**WRITTEN PROBLEM:** In the records below, reproduce only the part that opens with the line containing "Polygon shape [526,510,544,526]" and closes with the line containing "Bar [749,162,772,422]", substituting "Round shape" for every occurrence of "Circle shape" and leaving all else unchanged.

-- Begin LISTED ENTRIES --

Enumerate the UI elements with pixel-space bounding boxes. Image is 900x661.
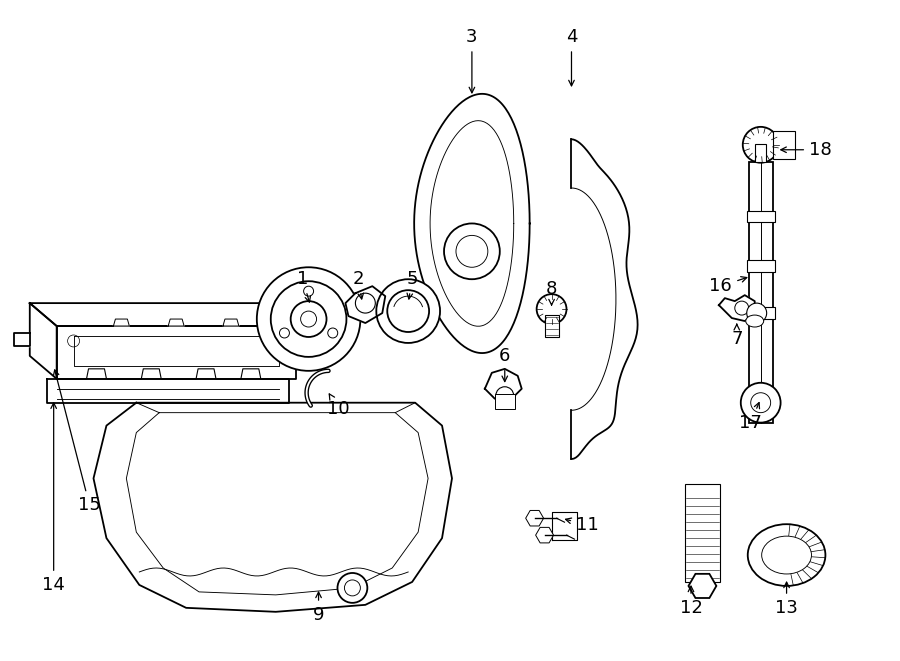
Polygon shape [526,510,544,526]
Polygon shape [57,326,296,379]
Polygon shape [414,94,530,353]
Polygon shape [485,369,522,399]
Text: 12: 12 [680,586,702,617]
Ellipse shape [761,536,812,574]
Polygon shape [14,333,30,346]
Bar [755,144,766,162]
Bar [747,307,775,319]
Text: 9: 9 [313,592,324,624]
Circle shape [536,294,566,324]
Circle shape [742,127,778,163]
Circle shape [387,290,429,332]
Polygon shape [30,303,296,326]
Text: 17: 17 [739,403,762,432]
Circle shape [444,223,500,279]
Circle shape [291,301,327,337]
Text: 5: 5 [407,270,418,299]
Text: 11: 11 [565,516,599,534]
Polygon shape [196,369,216,379]
Polygon shape [223,319,238,326]
Polygon shape [113,319,130,326]
Polygon shape [536,527,554,543]
Text: 13: 13 [775,582,798,617]
Polygon shape [141,369,161,379]
Circle shape [356,293,375,313]
Bar [495,394,515,408]
Circle shape [747,303,767,323]
Circle shape [456,235,488,267]
Circle shape [734,301,749,315]
Text: 18: 18 [781,141,832,159]
Polygon shape [86,369,106,379]
Text: 3: 3 [466,28,478,93]
Ellipse shape [746,315,764,327]
Text: 4: 4 [566,28,577,86]
Circle shape [496,387,514,405]
Text: 7: 7 [731,324,742,348]
Circle shape [256,267,360,371]
Polygon shape [30,303,57,379]
Circle shape [68,335,79,347]
Bar [747,260,775,272]
Text: 16: 16 [709,277,747,295]
Bar [749,162,772,422]
Circle shape [303,286,313,296]
Circle shape [751,393,770,412]
Circle shape [376,279,440,343]
Polygon shape [47,379,289,403]
Polygon shape [346,286,385,323]
Text: 2: 2 [353,270,364,299]
Circle shape [338,573,367,603]
Polygon shape [572,139,637,459]
Ellipse shape [748,524,825,586]
Polygon shape [719,295,755,321]
Circle shape [741,383,780,422]
Circle shape [345,580,360,596]
Bar [747,210,775,223]
Polygon shape [168,319,184,326]
Text: 6: 6 [500,347,510,381]
Text: 10: 10 [328,394,350,418]
Text: 1: 1 [297,270,310,302]
Text: 14: 14 [42,403,65,594]
Circle shape [273,335,284,347]
Text: 15: 15 [53,370,101,514]
Polygon shape [94,403,452,612]
Bar [544,315,559,337]
Bar [772,131,795,159]
Polygon shape [241,369,261,379]
Bar [685,485,720,582]
Polygon shape [688,574,716,598]
Circle shape [280,328,290,338]
Circle shape [271,281,346,357]
Circle shape [328,328,338,338]
Text: 8: 8 [546,280,557,305]
Circle shape [301,311,317,327]
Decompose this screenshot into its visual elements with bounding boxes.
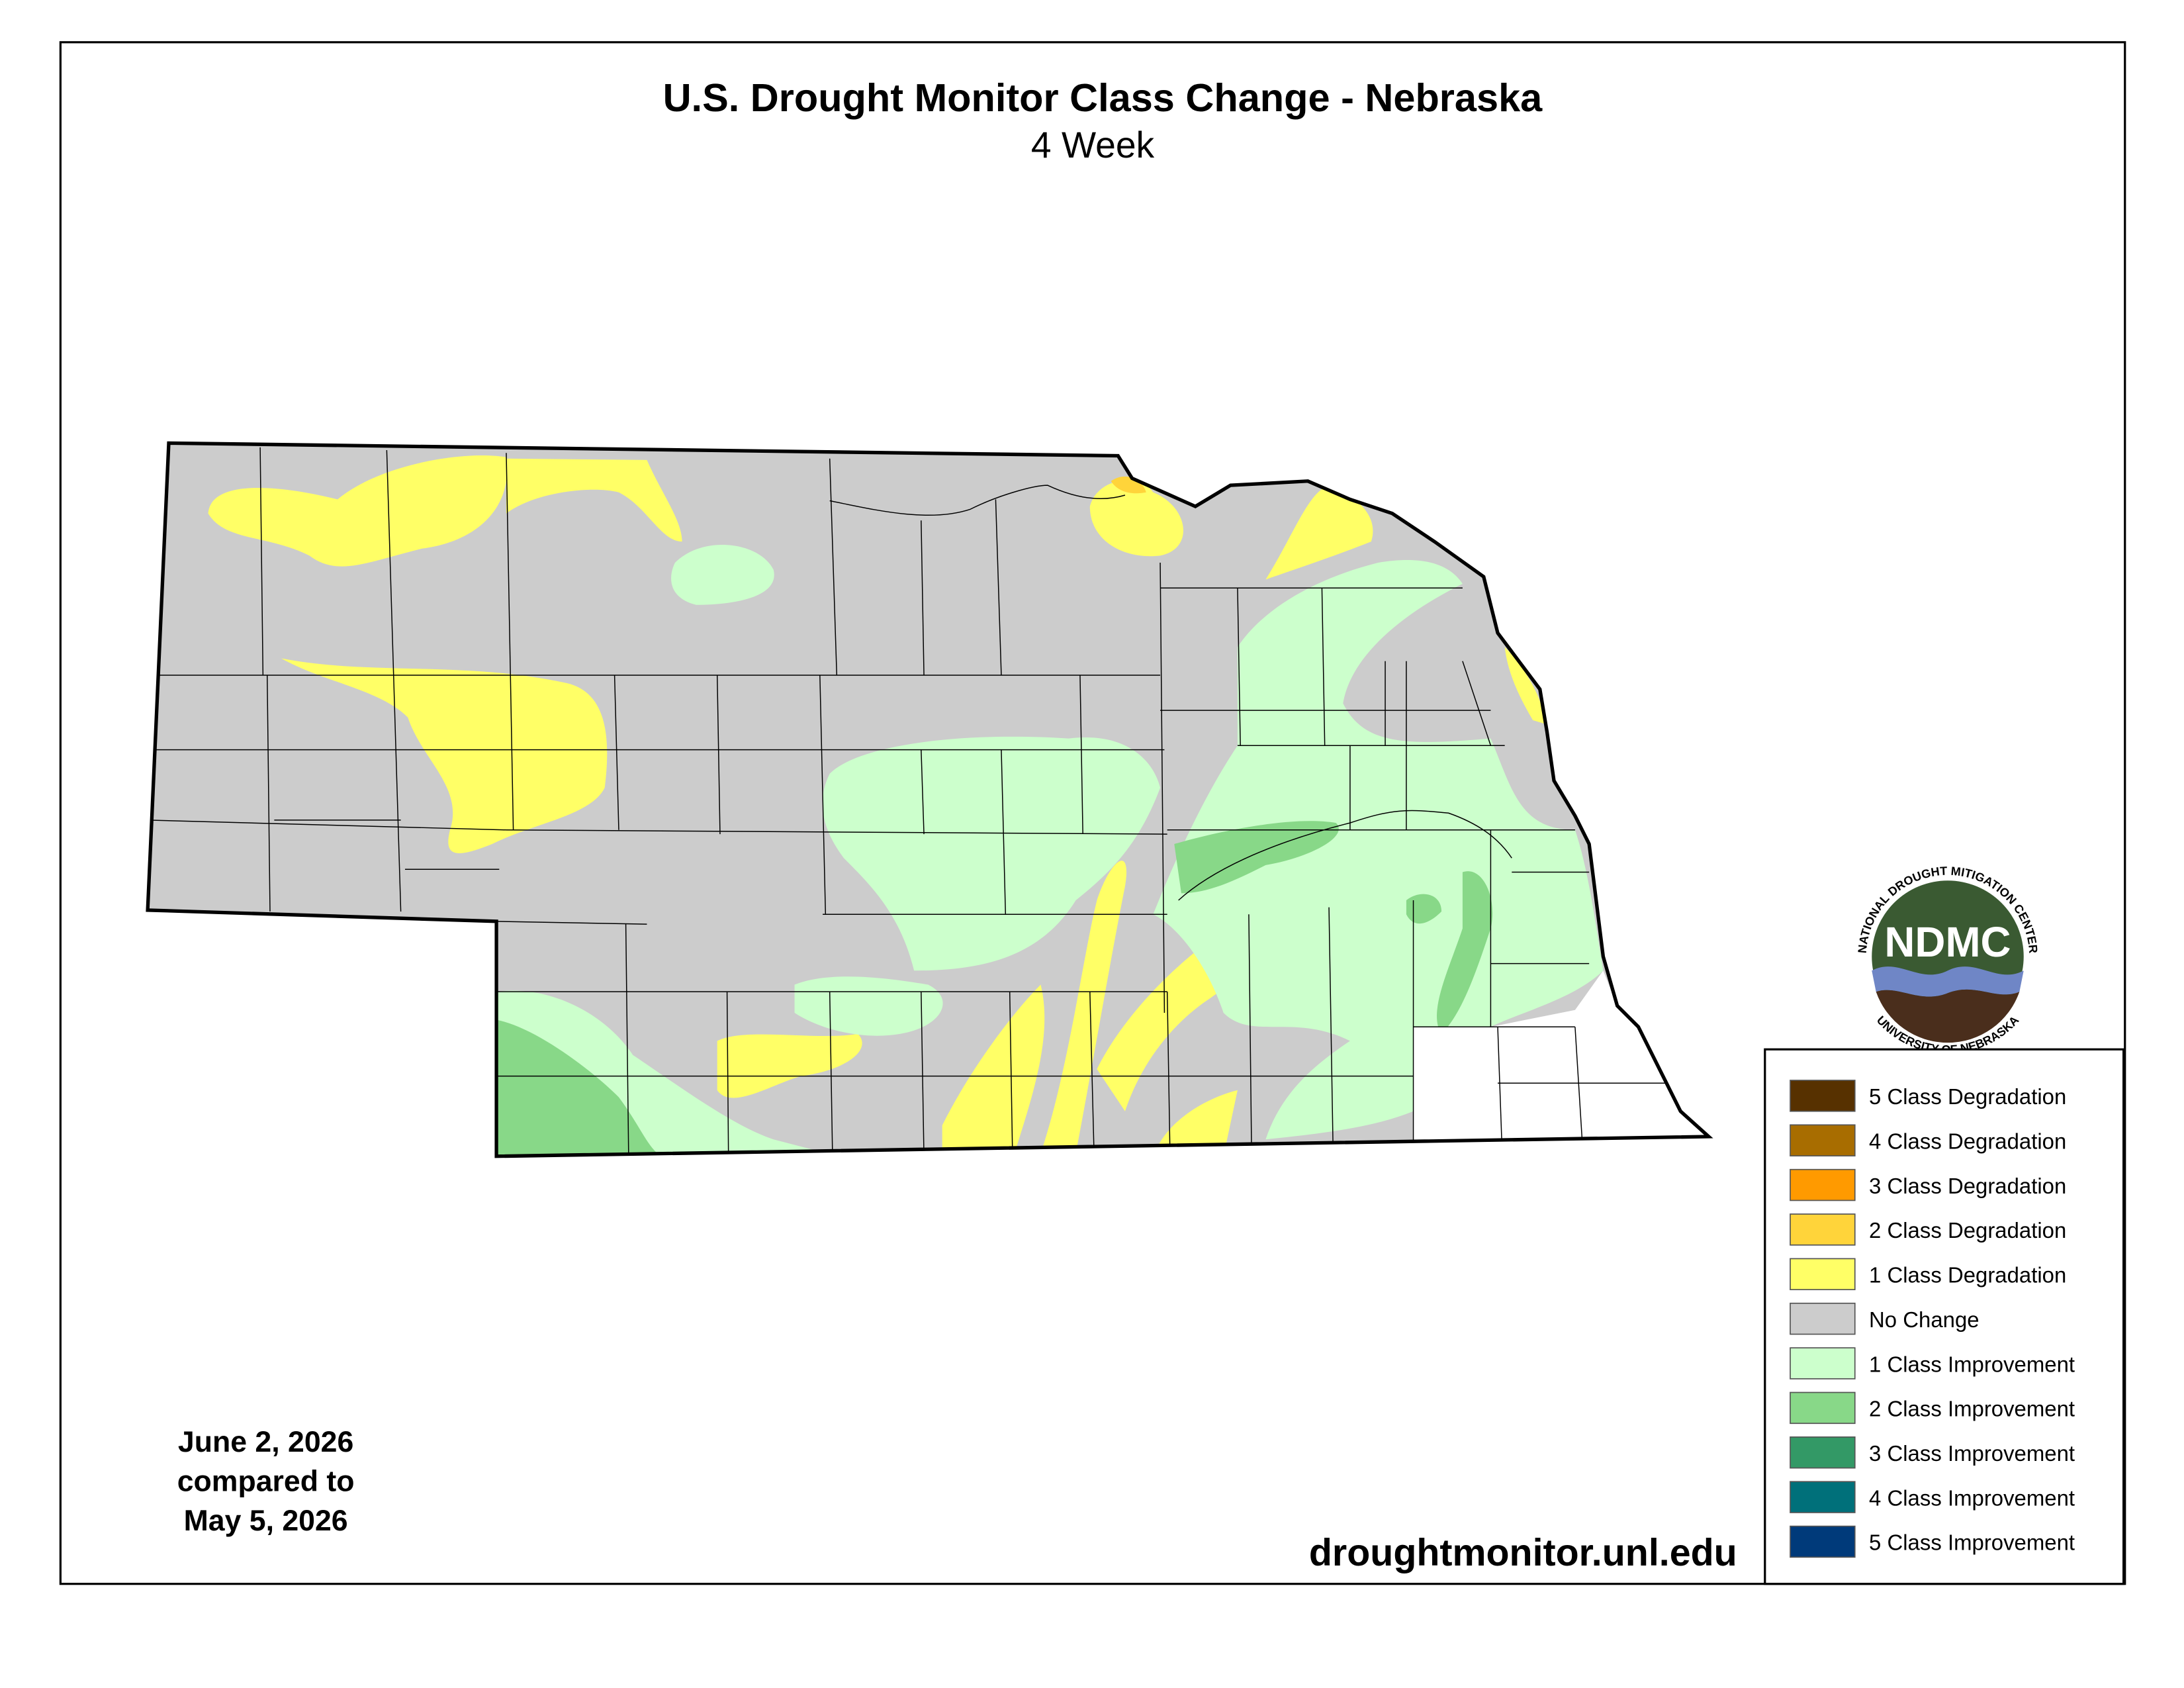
date-line: May 5, 2026: [184, 1505, 348, 1537]
no-drought-area: [1413, 970, 1709, 1156]
subtitle: 4 Week: [1031, 124, 1155, 165]
legend-label: No Change: [1869, 1307, 1979, 1332]
legend-label: 4 Class Degradation: [1869, 1129, 2066, 1153]
legend-label: 3 Class Improvement: [1869, 1441, 2075, 1466]
legend-label: 1 Class Improvement: [1869, 1352, 2075, 1376]
logo-ground: [1876, 989, 2020, 1043]
logo-wave: [1872, 966, 2024, 997]
legend-swatch: [1790, 1481, 1856, 1513]
legend-swatch: [1790, 1168, 1856, 1201]
legend-label: 2 Class Improvement: [1869, 1397, 2075, 1421]
date-line: compared to: [177, 1465, 355, 1497]
legend-label: 5 Class Improvement: [1869, 1530, 2075, 1555]
legend-swatch: [1790, 1391, 1856, 1425]
legend: 5 Class Degradation 4 Class Degradation 3 …: [1790, 1080, 2075, 1558]
title: U.S. Drought Monitor Class Change - Nebr…: [663, 75, 1543, 120]
source-url: droughtmonitor.unl.edu: [1309, 1532, 1737, 1574]
legend-label: 4 Class Improvement: [1869, 1485, 2075, 1510]
logo-acronym: NDMC: [1884, 918, 2011, 966]
legend-swatch: [1790, 1525, 1856, 1558]
legend-label: 5 Class Degradation: [1869, 1084, 2066, 1109]
date-line: June 2, 2026: [178, 1426, 353, 1458]
county-lines: [148, 447, 1667, 1156]
ndmc-logo: NDMC NATIONAL DROUGHT MITIGATION CENTER …: [1849, 858, 2046, 1056]
legend-swatch: [1790, 1213, 1856, 1246]
degradation-areas: [208, 455, 1547, 1156]
legend-swatch: [1790, 1436, 1856, 1469]
legend-swatch: [1790, 1302, 1856, 1335]
legend-swatch: [1790, 1258, 1856, 1291]
legend-label: 1 Class Degradation: [1869, 1263, 2066, 1288]
legend-swatch: [1790, 1124, 1856, 1156]
legend-label: 2 Class Degradation: [1869, 1218, 2066, 1243]
legend-swatch: [1790, 1347, 1856, 1380]
legend-swatch: [1790, 1080, 1856, 1112]
legend-label: 3 Class Degradation: [1869, 1174, 2066, 1198]
date-note: June 2, 2026 compared to May 5, 2026: [177, 1426, 355, 1537]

-- End LISTED ENTRIES --

**SOLUTION FOR THIS TASK:**
Polygon shape [526,510,544,526]
Polygon shape [57,326,296,379]
Polygon shape [414,94,530,353]
Polygon shape [485,369,522,399]
Text: 12: 12 [680,586,702,617]
Ellipse shape [761,536,812,574]
Polygon shape [14,333,30,346]
Bar [755,144,766,162]
Bar [747,307,775,319]
Text: 9: 9 [313,592,324,624]
Round shape [536,294,566,324]
Round shape [742,127,778,163]
Round shape [387,290,429,332]
Polygon shape [30,303,296,326]
Text: 17: 17 [739,403,762,432]
Round shape [444,223,500,279]
Round shape [291,301,327,337]
Text: 5: 5 [407,270,418,299]
Text: 11: 11 [565,516,599,534]
Polygon shape [196,369,216,379]
Polygon shape [223,319,238,326]
Polygon shape [113,319,130,326]
Polygon shape [536,527,554,543]
Text: 13: 13 [775,582,798,617]
Polygon shape [141,369,161,379]
Round shape [356,293,375,313]
Bar [495,394,515,408]
Round shape [747,303,767,323]
Round shape [456,235,488,267]
Round shape [734,301,749,315]
Text: 18: 18 [781,141,832,159]
Polygon shape [86,369,106,379]
Text: 3: 3 [466,28,478,93]
Ellipse shape [746,315,764,327]
Text: 4: 4 [566,28,577,86]
Round shape [496,387,514,405]
Text: 7: 7 [731,324,742,348]
Round shape [256,267,360,371]
Polygon shape [30,303,57,379]
Round shape [68,335,79,347]
Bar [747,260,775,272]
Text: 16: 16 [709,277,747,295]
Bar [749,162,772,422]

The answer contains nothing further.